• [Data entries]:
+--

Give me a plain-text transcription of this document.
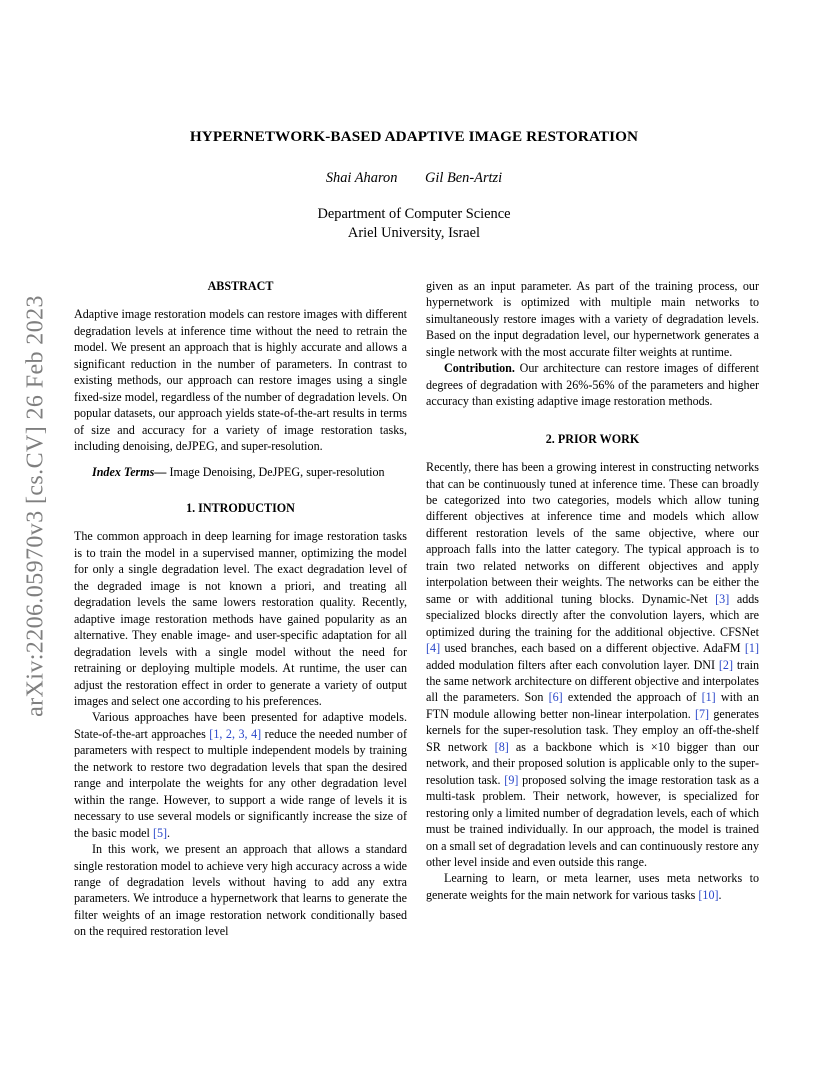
arXiv:2206.05970v3 [cs.CV] 26 Feb 2023
HYPERNETWORK-BASED ADAPTIVE IMAGE RESTORATION
Shai Aharon Gil Ben-Artzi
Department of Computer Science
Ariel University, Israel
ABSTRACT

Adaptive image restoration models can restore images with different degradation levels at inference time without the need to retrain the model. We present an approach that is highly accurate and allows a significant reduction in the number of parameters. In contrast to existing methods, our approach can restore images using a single fixed-size model, regardless of the number of degradation levels. On popular datasets, our approach yields state-of-the-art results in terms of size and accuracy for a variety of image restoration tasks, including denoising, deJPEG, and super-resolution.

Index Terms— Image Denoising, DeJPEG, super-resolution

1. INTRODUCTION

The common approach in deep learning for image restoration tasks is to train the model in a supervised manner, optimizing the model for only a single degradation level. The exact degradation level of the degraded image is not known a priori, and treating all degradation levels the same lowers restoration quality. Recently, adaptive image restoration methods have gained popularity as an alternative. They enable image- and user-specific adaptation for all degradation levels with a single model without the need for retraining or deploying multiple models. At runtime, the user can adjust the restoration effect in order to generate a variety of output images and select one according to his preferences.

Various approaches have been presented for adaptive models. State-of-the-art approaches [1, 2, 3, 4] reduce the needed number of parameters with respect to multiple independent models by training the network to restore two degradation levels that span the desired range and interpolate the weights for any other degradation level within the range. However, to support a wide range of levels it is necessary to use several models or significantly increase the size of the basic model [5].

In this work, we present an approach that allows a standard single restoration model to achieve very high accuracy across a wide range of degradation levels without having to add any extra parameters. We introduce a hypernetwork that learns to generate the filter weights of an image restoration network conditionally based on the required restoration level

given as an input parameter. As part of the training process, our hypernetwork is optimized with multiple main networks to simultaneously restore images with a variety of degradation levels. Based on the input degradation level, our hypernetwork generates a single network with the most accurate filter weights at runtime.

Contribution. Our architecture can restore images of different degrees of degradation with 26%-56% of the parameters and higher accuracy than existing adaptive image restoration methods.

2. PRIOR WORK

Recently, there has been a growing interest in constructing networks that can be continuously tuned at inference time. These can broadly be categorized into two categories, models which allow tuning different objectives at inference time and models which allow different restoration levels of the same objective, where our approach falls into the latter category. The typical approach is to train two related networks on different objectives and apply interpolation between their weights. The networks can be either the same or with additional tuning blocks. Dynamic-Net [3] adds specialized blocks directly after the convolution layers, which are optimized during the training for the additional objective. CFSNet [4] used branches, each based on a different objective. AdaFM [1] added modulation filters after each convolution layer. DNI [2] train the same network architecture on different objective and interpolates all the parameters. Son [6] extended the approach of [1] with an FTN module allowing better non-linear interpolation. [7] generates kernels for the super-resolution task. They employ an off-the-shelf SR network [8] as a backbone which is ×10 bigger than our network, and their proposed solution is applicable only to the super-resolution task. [9] proposed solving the image restoration task as a multi-task problem. Their network, however, is specialized for restoring only a limited number of degradation levels, each of which must be trained individually. In our approach, the model is trained on a small set of degradation levels and can continuously restore any other level inside and even outside this range.

Learning to learn, or meta learner, uses meta networks to generate weights for the main network for various tasks [10].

+--

• [Requirement]:
Copy every entry exactly as written. Pictures are excluded.

• [Result of the task]:
Give me a plain-text transcription of this document.
arXiv:2206.05970v3 [cs.CV] 26 Feb 2023
HYPERNETWORK-BASED ADAPTIVE IMAGE RESTORATION
Shai Aharon Gil Ben-Artzi
Department of Computer Science
Ariel University, Israel
ABSTRACT

Adaptive image restoration models can restore images with different degradation levels at inference time without the need to retrain the model. We present an approach that is highly accurate and allows a significant reduction in the number of parameters. In contrast to existing methods, our approach can restore images using a single fixed-size model, regardless of the number of degradation levels. On popular datasets, our approach yields state-of-the-art results in terms of size and accuracy for a variety of image restoration tasks, including denoising, deJPEG, and super-resolution.

Index Terms— Image Denoising, DeJPEG, super-resolution

1. INTRODUCTION

The common approach in deep learning for image restoration tasks is to train the model in a supervised manner, optimizing the model for only a single degradation level. The exact degradation level of the degraded image is not known a priori, and treating all degradation levels the same lowers restoration quality. Recently, adaptive image restoration methods have gained popularity as an alternative. They enable image- and user-specific adaptation for all degradation levels with a single model without the need for retraining or deploying multiple models. At runtime, the user can adjust the restoration effect in order to generate a variety of output images and select one according to his preferences.

Various approaches have been presented for adaptive models. State-of-the-art approaches [1, 2, 3, 4] reduce the needed number of parameters with respect to multiple independent models by training the network to restore two degradation levels that span the desired range and interpolate the weights for any other degradation level within the range. However, to support a wide range of levels it is necessary to use several models or significantly increase the size of the basic model [5].

In this work, we present an approach that allows a standard single restoration model to achieve very high accuracy across a wide range of degradation levels without having to add any extra parameters. We introduce a hypernetwork that learns to generate the filter weights of an image restoration network conditionally based on the required restoration level

given as an input parameter. As part of the training process, our hypernetwork is optimized with multiple main networks to simultaneously restore images with a variety of degradation levels. Based on the input degradation level, our hypernetwork generates a single network with the most accurate filter weights at runtime.

Contribution. Our architecture can restore images of different degrees of degradation with 26%-56% of the parameters and higher accuracy than existing adaptive image restoration methods.

2. PRIOR WORK

Recently, there has been a growing interest in constructing networks that can be continuously tuned at inference time. These can broadly be categorized into two categories, models which allow tuning different objectives at inference time and models which allow different restoration levels of the same objective, where our approach falls into the latter category. The typical approach is to train two related networks on different objectives and apply interpolation between their weights. The networks can be either the same or with additional tuning blocks. Dynamic-Net [3] adds specialized blocks directly after the convolution layers, which are optimized during the training for the additional objective. CFSNet [4] used branches, each based on a different objective. AdaFM [1] added modulation filters after each convolution layer. DNI [2] train the same network architecture on different objective and interpolates all the parameters. Son [6] extended the approach of [1] with an FTN module allowing better non-linear interpolation. [7] generates kernels for the super-resolution task. They employ an off-the-shelf SR network [8] as a backbone which is ×10 bigger than our network, and their proposed solution is applicable only to the super-resolution task. [9] proposed solving the image restoration task as a multi-task problem. Their network, however, is specialized for restoring only a limited number of degradation levels, each of which must be trained individually. In our approach, the model is trained on a small set of degradation levels and can continuously restore any other level inside and even outside this range.

Learning to learn, or meta learner, uses meta networks to generate weights for the main network for various tasks [10].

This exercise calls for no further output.